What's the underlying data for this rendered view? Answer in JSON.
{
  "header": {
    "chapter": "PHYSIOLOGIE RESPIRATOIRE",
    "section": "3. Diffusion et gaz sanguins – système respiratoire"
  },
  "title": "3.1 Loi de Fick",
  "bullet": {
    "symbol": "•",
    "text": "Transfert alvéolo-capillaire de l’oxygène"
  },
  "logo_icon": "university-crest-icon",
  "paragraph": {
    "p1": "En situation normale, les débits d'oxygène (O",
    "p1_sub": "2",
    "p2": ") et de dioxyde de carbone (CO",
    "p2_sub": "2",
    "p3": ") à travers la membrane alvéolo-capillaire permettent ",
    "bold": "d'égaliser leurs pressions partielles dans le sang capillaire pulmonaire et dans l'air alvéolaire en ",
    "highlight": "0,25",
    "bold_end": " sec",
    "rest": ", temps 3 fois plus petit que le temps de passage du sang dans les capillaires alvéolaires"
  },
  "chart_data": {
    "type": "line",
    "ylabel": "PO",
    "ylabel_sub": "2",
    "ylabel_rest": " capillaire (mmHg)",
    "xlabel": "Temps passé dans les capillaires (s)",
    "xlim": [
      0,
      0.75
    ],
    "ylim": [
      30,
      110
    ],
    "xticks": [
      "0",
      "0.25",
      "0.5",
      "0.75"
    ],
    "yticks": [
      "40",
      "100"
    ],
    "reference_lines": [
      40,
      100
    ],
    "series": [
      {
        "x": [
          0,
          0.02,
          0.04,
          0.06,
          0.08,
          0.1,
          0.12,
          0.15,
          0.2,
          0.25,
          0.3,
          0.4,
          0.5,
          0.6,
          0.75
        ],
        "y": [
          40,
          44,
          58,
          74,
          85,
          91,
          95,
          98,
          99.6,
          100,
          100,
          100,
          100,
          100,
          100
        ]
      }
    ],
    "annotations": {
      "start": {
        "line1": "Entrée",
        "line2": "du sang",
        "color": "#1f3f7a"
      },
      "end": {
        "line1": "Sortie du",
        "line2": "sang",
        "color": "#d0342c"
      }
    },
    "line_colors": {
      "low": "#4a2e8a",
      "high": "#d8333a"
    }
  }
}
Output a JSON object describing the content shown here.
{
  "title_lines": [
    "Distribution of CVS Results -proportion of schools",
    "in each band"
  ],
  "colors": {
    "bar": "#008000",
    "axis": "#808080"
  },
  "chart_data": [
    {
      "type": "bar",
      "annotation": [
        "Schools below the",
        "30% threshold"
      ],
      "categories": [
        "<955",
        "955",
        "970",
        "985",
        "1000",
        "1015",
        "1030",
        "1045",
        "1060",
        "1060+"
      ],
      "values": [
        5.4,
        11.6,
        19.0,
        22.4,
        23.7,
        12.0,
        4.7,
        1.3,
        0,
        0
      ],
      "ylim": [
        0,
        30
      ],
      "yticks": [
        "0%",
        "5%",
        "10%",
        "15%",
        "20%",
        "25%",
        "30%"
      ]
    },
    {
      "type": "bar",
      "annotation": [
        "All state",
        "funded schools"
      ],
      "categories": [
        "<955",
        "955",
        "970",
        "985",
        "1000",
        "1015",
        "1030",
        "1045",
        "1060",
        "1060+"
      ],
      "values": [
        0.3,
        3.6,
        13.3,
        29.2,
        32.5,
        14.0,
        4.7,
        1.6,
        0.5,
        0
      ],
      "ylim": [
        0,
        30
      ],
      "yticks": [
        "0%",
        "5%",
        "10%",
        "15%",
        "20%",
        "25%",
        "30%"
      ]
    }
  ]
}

--- --- ---

Write out the data again, exactly and in full.

What's the underlying data for this rendered view? Answer in JSON.
{
  "header": {
    "chapter": "PHYSIOLOGIE RESPIRATOIRE",
    "section": "3. Diffusion et gaz sanguins – système respiratoire"
  },
  "title": "3.1 Loi de Fick",
  "bullet": {
    "symbol": "•",
    "text": "Transfert alvéolo-capillaire de l’oxygène"
  },
  "logo_icon": "university-crest-icon",
  "paragraph": {
    "p1": "En situation normale, les débits d'oxygène (O",
    "p1_sub": "2",
    "p2": ") et de dioxyde de carbone (CO",
    "p2_sub": "2",
    "p3": ") à travers la membrane alvéolo-capillaire permettent ",
    "bold": "d'égaliser leurs pressions partielles dans le sang capillaire pulmonaire et dans l'air alvéolaire en ",
    "highlight": "0,25",
    "bold_end": " sec",
    "rest": ", temps 3 fois plus petit que le temps de passage du sang dans les capillaires alvéolaires"
  },
  "chart_data": {
    "type": "line",
    "ylabel": "PO",
    "ylabel_sub": "2",
    "ylabel_rest": " capillaire (mmHg)",
    "xlabel": "Temps passé dans les capillaires (s)",
    "xlim": [
      0,
      0.75
    ],
    "ylim": [
      30,
      110
    ],
    "xticks": [
      "0",
      "0.25",
      "0.5",
      "0.75"
    ],
    "yticks": [
      "40",
      "100"
    ],
    "reference_lines": [
      40,
      100
    ],
    "series": [
      {
        "x": [
          0,
          0.02,
          0.04,
          0.06,
          0.08,
          0.1,
          0.12,
          0.15,
          0.2,
          0.25,
          0.3,
          0.4,
          0.5,
          0.6,
          0.75
        ],
        "y": [
          40,
          44,
          58,
          74,
          85,
          91,
          95,
          98,
          99.6,
          100,
          100,
          100,
          100,
          100,
          100
        ]
      }
    ],
    "annotations": {
      "start": {
        "line1": "Entrée",
        "line2": "du sang",
        "color": "#1f3f7a"
      },
      "end": {
        "line1": "Sortie du",
        "line2": "sang",
        "color": "#d0342c"
      }
    },
    "line_colors": {
      "low": "#4a2e8a",
      "high": "#d8333a"
    }
  }
}
Output a JSON object describing the content shown here.
{
  "title_lines": [
    "Distribution of CVS Results -proportion of schools",
    "in each band"
  ],
  "colors": {
    "bar": "#008000",
    "axis": "#808080"
  },
  "chart_data": [
    {
      "type": "bar",
      "annotation": [
        "Schools below the",
        "30% threshold"
      ],
      "categories": [
        "<955",
        "955",
        "970",
        "985",
        "1000",
        "1015",
        "1030",
        "1045",
        "1060",
        "1060+"
      ],
      "values": [
        5.4,
        11.6,
        19.0,
        22.4,
        23.7,
        12.0,
        4.7,
        1.3,
        0,
        0
      ],
      "ylim": [
        0,
        30
      ],
      "yticks": [
        "0%",
        "5%",
        "10%",
        "15%",
        "20%",
        "25%",
        "30%"
      ]
    },
    {
      "type": "bar",
      "annotation": [
        "All state",
        "funded schools"
      ],
      "categories": [
        "<955",
        "955",
        "970",
        "985",
        "1000",
        "1015",
        "1030",
        "1045",
        "1060",
        "1060+"
      ],
      "values": [
        0.3,
        3.6,
        13.3,
        29.2,
        32.5,
        14.0,
        4.7,
        1.6,
        0.5,
        0
      ],
      "ylim": [
        0,
        30
      ],
      "yticks": [
        "0%",
        "5%",
        "10%",
        "15%",
        "20%",
        "25%",
        "30%"
      ]
    }
  ]
}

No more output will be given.